Exercise :: Set down all of the entries word for word, omitting the images they contain.

Data for the task ::
** start **

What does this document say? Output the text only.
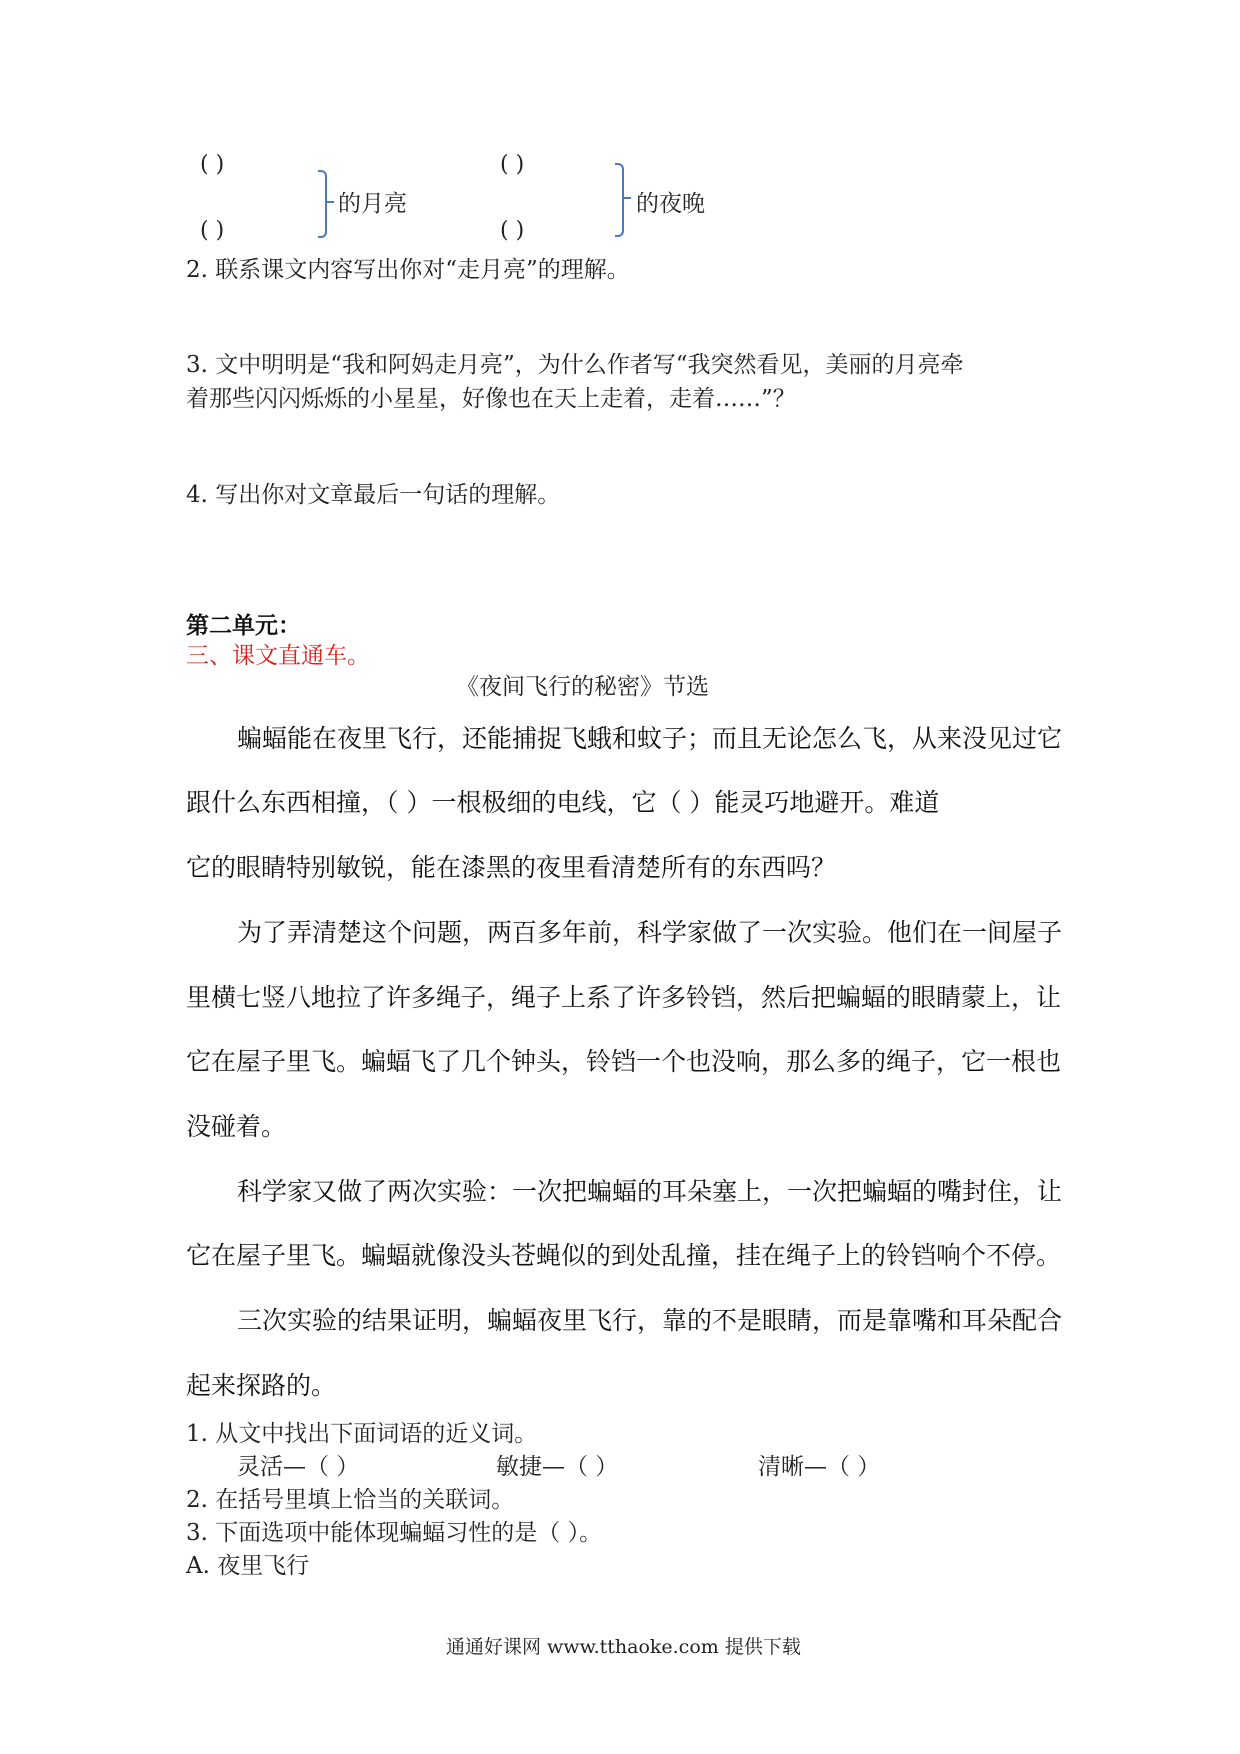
( )
( )
的月亮
( )
( )
的夜晚
2. 联系课文内容写出你对“走月亮”的理解。
3. 文中明明是“我和阿妈走月亮”，为什么作者写“我突然看见，美丽的月亮牵
着那些闪闪烁烁的小星星，好像也在天上走着，走着……”？
4. 写出你对文章最后一句话的理解。
第二单元：
三、课文直通车。
《夜间飞行的秘密》节选
蝙蝠能在夜里飞行，还能捕捉飞蛾和蚊子；而且无论怎么飞，从来没见过它
跟什么东西相撞，（ ）一根极细的电线，它（ ）能灵巧地避开。难道
它的眼睛特别敏锐，能在漆黑的夜里看清楚所有的东西吗？
为了弄清楚这个问题，两百多年前，科学家做了一次实验。他们在一间屋子
里横七竖八地拉了许多绳子，绳子上系了许多铃铛，然后把蝙蝠的眼睛蒙上，让
它在屋子里飞。蝙蝠飞了几个钟头，铃铛一个也没响，那么多的绳子，它一根也
没碰着。
科学家又做了两次实验：一次把蝙蝠的耳朵塞上，一次把蝙蝠的嘴封住，让
它在屋子里飞。蝙蝠就像没头苍蝇似的到处乱撞，挂在绳子上的铃铛响个不停。
三次实验的结果证明，蝙蝠夜里飞行，靠的不是眼睛，而是靠嘴和耳朵配合
起来探路的。
1. 从文中找出下面词语的近义词。
灵活—（ ）	敏捷—（ ）	清晰—（ ）
2. 在括号里填上恰当的关联词。
3. 下面选项中能体现蝙蝠习性的是（ ）。
A. 夜里飞行
通通好课网 www.tthaoke.com 提供下载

** end **

Full response ::
What does this document say? Output the text only.
( )
( )
的月亮
( )
( )
的夜晚
2. 联系课文内容写出你对“走月亮”的理解。
3. 文中明明是“我和阿妈走月亮”，为什么作者写“我突然看见，美丽的月亮牵
着那些闪闪烁烁的小星星，好像也在天上走着，走着……”？
4. 写出你对文章最后一句话的理解。
第二单元：
三、课文直通车。
《夜间飞行的秘密》节选
蝙蝠能在夜里飞行，还能捕捉飞蛾和蚊子；而且无论怎么飞，从来没见过它
跟什么东西相撞，（ ）一根极细的电线，它（ ）能灵巧地避开。难道
它的眼睛特别敏锐，能在漆黑的夜里看清楚所有的东西吗？
为了弄清楚这个问题，两百多年前，科学家做了一次实验。他们在一间屋子
里横七竖八地拉了许多绳子，绳子上系了许多铃铛，然后把蝙蝠的眼睛蒙上，让
它在屋子里飞。蝙蝠飞了几个钟头，铃铛一个也没响，那么多的绳子，它一根也
没碰着。
科学家又做了两次实验：一次把蝙蝠的耳朵塞上，一次把蝙蝠的嘴封住，让
它在屋子里飞。蝙蝠就像没头苍蝇似的到处乱撞，挂在绳子上的铃铛响个不停。
三次实验的结果证明，蝙蝠夜里飞行，靠的不是眼睛，而是靠嘴和耳朵配合
起来探路的。
1. 从文中找出下面词语的近义词。
灵活—（ ）	敏捷—（ ）	清晰—（ ）
2. 在括号里填上恰当的关联词。
3. 下面选项中能体现蝙蝠习性的是（ ）。
A. 夜里飞行
通通好课网 www.tthaoke.com 提供下载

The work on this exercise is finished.